▶ [Work to do]:
Exactly repeat the material, dropping only the pictures.

■ ■ ■ ■ ■ ■ ■

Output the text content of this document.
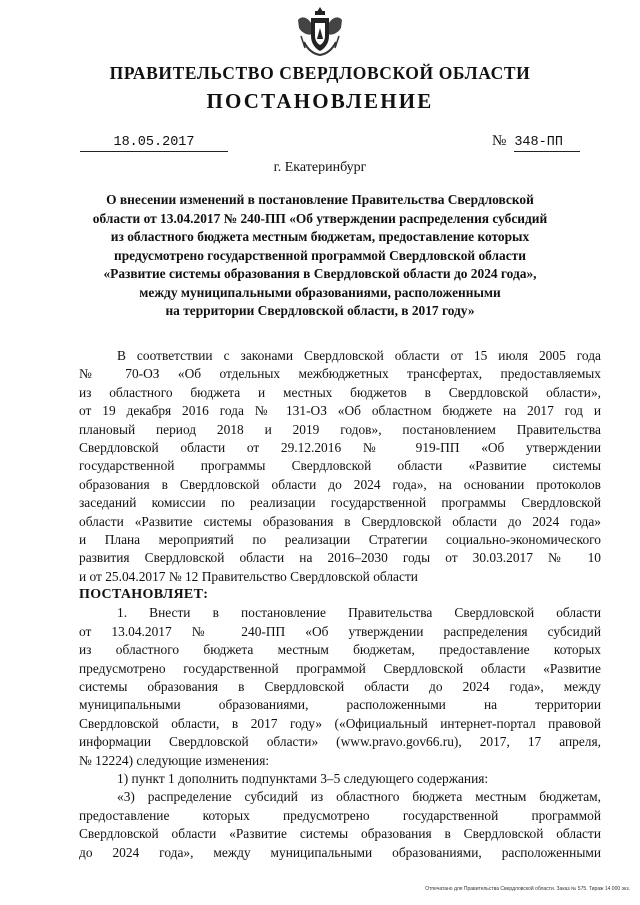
ПРАВИТЕЛЬСТВО СВЕРДЛОВСКОЙ ОБЛАСТИ
ПОСТАНОВЛЕНИЕ
18.05.2017	№ 348-ПП
г. Екатеринбург
О внесении изменений в постановление Правительства Свердловской
области от 13.04.2017 № 240-ПП «Об утверждении распределения субсидий
из областного бюджета местным бюджетам, предоставление которых
предусмотрено государственной программой Свердловской области
«Развитие системы образования в Свердловской области до 2024 года»,
между муниципальными образованиями, расположенными
на территории Свердловской области, в 2017 году»
В соответствии с законами Свердловской области от 15 июля 2005 года
№ 70-ОЗ «Об отдельных межбюджетных трансфертах, предоставляемых
из областного бюджета и местных бюджетов в Свердловской области»,
от 19 декабря 2016 года № 131-ОЗ «Об областном бюджете на 2017 год и
плановый период 2018 и 2019 годов», постановлением Правительства
Свердловской области от 29.12.2016 № 919-ПП «Об утверждении
государственной программы Свердловской области «Развитие системы
образования в Свердловской области до 2024 года», на основании протоколов
заседаний комиссии по реализации государственной программы Свердловской
области «Развитие системы образования в Свердловской области до 2024 года»
и Плана мероприятий по реализации Стратегии социально-экономического
развития Свердловской области на 2016–2030 годы от 30.03.2017 № 10
и от 25.04.2017 № 12 Правительство Свердловской области
ПОСТАНОВЛЯЕТ:
1. Внести в постановление Правительства Свердловской области
от 13.04.2017 № 240-ПП «Об утверждении распределения субсидий
из областного бюджета местным бюджетам, предоставление которых
предусмотрено государственной программой Свердловской области «Развитие
системы образования в Свердловской области до 2024 года», между
муниципальными образованиями, расположенными на территории
Свердловской области, в 2017 году» («Официальный интернет-портал правовой
информации Свердловской области» (www.pravo.gov66.ru), 2017, 17 апреля,
№ 12224) следующие изменения:
1) пункт 1 дополнить подпунктами 3–5 следующего содержания:
«3) распределение субсидий из областного бюджета местным бюджетам,
предоставление которых предусмотрено государственной программой
Свердловской области «Развитие системы образования в Свердловской области
до 2024 года», между муниципальными образованиями, расположенными
Отпечатано для Правительства Свердловской области. Заказ № 575. Тираж 14 000 экз.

■ ■ ■ ■ ■ ■ ■

▶ [Written answer]:
Output the text content of this document.
ПРАВИТЕЛЬСТВО СВЕРДЛОВСКОЙ ОБЛАСТИ
ПОСТАНОВЛЕНИЕ
18.05.2017	№ 348-ПП
г. Екатеринбург
О внесении изменений в постановление Правительства Свердловской
области от 13.04.2017 № 240-ПП «Об утверждении распределения субсидий
из областного бюджета местным бюджетам, предоставление которых
предусмотрено государственной программой Свердловской области
«Развитие системы образования в Свердловской области до 2024 года»,
между муниципальными образованиями, расположенными
на территории Свердловской области, в 2017 году»
В соответствии с законами Свердловской области от 15 июля 2005 года
№ 70-ОЗ «Об отдельных межбюджетных трансфертах, предоставляемых
из областного бюджета и местных бюджетов в Свердловской области»,
от 19 декабря 2016 года № 131-ОЗ «Об областном бюджете на 2017 год и
плановый период 2018 и 2019 годов», постановлением Правительства
Свердловской области от 29.12.2016 № 919-ПП «Об утверждении
государственной программы Свердловской области «Развитие системы
образования в Свердловской области до 2024 года», на основании протоколов
заседаний комиссии по реализации государственной программы Свердловской
области «Развитие системы образования в Свердловской области до 2024 года»
и Плана мероприятий по реализации Стратегии социально-экономического
развития Свердловской области на 2016–2030 годы от 30.03.2017 № 10
и от 25.04.2017 № 12 Правительство Свердловской области
ПОСТАНОВЛЯЕТ:
1. Внести в постановление Правительства Свердловской области
от 13.04.2017 № 240-ПП «Об утверждении распределения субсидий
из областного бюджета местным бюджетам, предоставление которых
предусмотрено государственной программой Свердловской области «Развитие
системы образования в Свердловской области до 2024 года», между
муниципальными образованиями, расположенными на территории
Свердловской области, в 2017 году» («Официальный интернет-портал правовой
информации Свердловской области» (www.pravo.gov66.ru), 2017, 17 апреля,
№ 12224) следующие изменения:
1) пункт 1 дополнить подпунктами 3–5 следующего содержания:
«3) распределение субсидий из областного бюджета местным бюджетам,
предоставление которых предусмотрено государственной программой
Свердловской области «Развитие системы образования в Свердловской области
до 2024 года», между муниципальными образованиями, расположенными
Отпечатано для Правительства Свердловской области. Заказ № 575. Тираж 14 000 экз.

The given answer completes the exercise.